All of the data below should be written out exactly.

##### DATASET EXCERPTS #####

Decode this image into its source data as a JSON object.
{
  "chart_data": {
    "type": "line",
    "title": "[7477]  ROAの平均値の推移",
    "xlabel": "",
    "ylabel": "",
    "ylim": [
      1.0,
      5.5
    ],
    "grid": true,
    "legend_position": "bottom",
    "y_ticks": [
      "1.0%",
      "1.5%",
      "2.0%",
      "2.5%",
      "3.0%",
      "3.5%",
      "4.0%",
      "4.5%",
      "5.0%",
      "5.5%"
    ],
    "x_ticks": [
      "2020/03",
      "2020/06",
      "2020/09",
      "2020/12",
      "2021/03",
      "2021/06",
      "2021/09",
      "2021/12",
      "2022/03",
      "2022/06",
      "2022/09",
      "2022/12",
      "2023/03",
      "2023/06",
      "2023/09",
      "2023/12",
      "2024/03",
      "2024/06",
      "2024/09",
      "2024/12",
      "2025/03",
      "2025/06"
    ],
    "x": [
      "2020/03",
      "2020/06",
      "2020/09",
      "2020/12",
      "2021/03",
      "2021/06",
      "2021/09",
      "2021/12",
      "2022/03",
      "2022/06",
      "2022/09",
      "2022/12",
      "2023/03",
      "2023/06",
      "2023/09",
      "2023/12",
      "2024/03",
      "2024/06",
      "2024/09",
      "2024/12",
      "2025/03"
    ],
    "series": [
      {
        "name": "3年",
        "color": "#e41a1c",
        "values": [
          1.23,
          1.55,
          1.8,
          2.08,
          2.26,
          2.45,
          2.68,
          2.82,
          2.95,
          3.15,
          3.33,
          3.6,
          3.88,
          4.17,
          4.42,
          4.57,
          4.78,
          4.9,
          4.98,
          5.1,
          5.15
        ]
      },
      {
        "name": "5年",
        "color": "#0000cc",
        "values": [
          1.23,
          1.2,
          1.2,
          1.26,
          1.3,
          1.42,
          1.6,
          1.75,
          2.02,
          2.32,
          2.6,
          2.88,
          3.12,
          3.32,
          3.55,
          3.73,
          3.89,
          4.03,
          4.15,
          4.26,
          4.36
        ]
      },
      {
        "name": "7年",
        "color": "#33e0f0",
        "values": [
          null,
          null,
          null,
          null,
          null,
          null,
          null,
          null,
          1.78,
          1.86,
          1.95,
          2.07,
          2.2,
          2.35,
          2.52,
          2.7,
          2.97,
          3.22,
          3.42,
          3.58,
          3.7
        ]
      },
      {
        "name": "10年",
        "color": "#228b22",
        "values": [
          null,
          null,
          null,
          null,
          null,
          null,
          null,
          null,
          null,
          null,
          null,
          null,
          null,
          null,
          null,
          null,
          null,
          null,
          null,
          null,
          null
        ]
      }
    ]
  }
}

#####

◆ ANSWER FOR THE TASK ◆
Decode this image into its source data as a JSON object.
{
  "chart_data": {
    "type": "line",
    "title": "[7477]  ROAの平均値の推移",
    "xlabel": "",
    "ylabel": "",
    "ylim": [
      1.0,
      5.5
    ],
    "grid": true,
    "legend_position": "bottom",
    "y_ticks": [
      "1.0%",
      "1.5%",
      "2.0%",
      "2.5%",
      "3.0%",
      "3.5%",
      "4.0%",
      "4.5%",
      "5.0%",
      "5.5%"
    ],
    "x_ticks": [
      "2020/03",
      "2020/06",
      "2020/09",
      "2020/12",
      "2021/03",
      "2021/06",
      "2021/09",
      "2021/12",
      "2022/03",
      "2022/06",
      "2022/09",
      "2022/12",
      "2023/03",
      "2023/06",
      "2023/09",
      "2023/12",
      "2024/03",
      "2024/06",
      "2024/09",
      "2024/12",
      "2025/03",
      "2025/06"
    ],
    "x": [
      "2020/03",
      "2020/06",
      "2020/09",
      "2020/12",
      "2021/03",
      "2021/06",
      "2021/09",
      "2021/12",
      "2022/03",
      "2022/06",
      "2022/09",
      "2022/12",
      "2023/03",
      "2023/06",
      "2023/09",
      "2023/12",
      "2024/03",
      "2024/06",
      "2024/09",
      "2024/12",
      "2025/03"
    ],
    "series": [
      {
        "name": "3年",
        "color": "#e41a1c",
        "values": [
          1.23,
          1.55,
          1.8,
          2.08,
          2.26,
          2.45,
          2.68,
          2.82,
          2.95,
          3.15,
          3.33,
          3.6,
          3.88,
          4.17,
          4.42,
          4.57,
          4.78,
          4.9,
          4.98,
          5.1,
          5.15
        ]
      },
      {
        "name": "5年",
        "color": "#0000cc",
        "values": [
          1.23,
          1.2,
          1.2,
          1.26,
          1.3,
          1.42,
          1.6,
          1.75,
          2.02,
          2.32,
          2.6,
          2.88,
          3.12,
          3.32,
          3.55,
          3.73,
          3.89,
          4.03,
          4.15,
          4.26,
          4.36
        ]
      },
      {
        "name": "7年",
        "color": "#33e0f0",
        "values": [
          null,
          null,
          null,
          null,
          null,
          null,
          null,
          null,
          1.78,
          1.86,
          1.95,
          2.07,
          2.2,
          2.35,
          2.52,
          2.7,
          2.97,
          3.22,
          3.42,
          3.58,
          3.7
        ]
      },
      {
        "name": "10年",
        "color": "#228b22",
        "values": [
          null,
          null,
          null,
          null,
          null,
          null,
          null,
          null,
          null,
          null,
          null,
          null,
          null,
          null,
          null,
          null,
          null,
          null,
          null,
          null,
          null
        ]
      }
    ]
  }
}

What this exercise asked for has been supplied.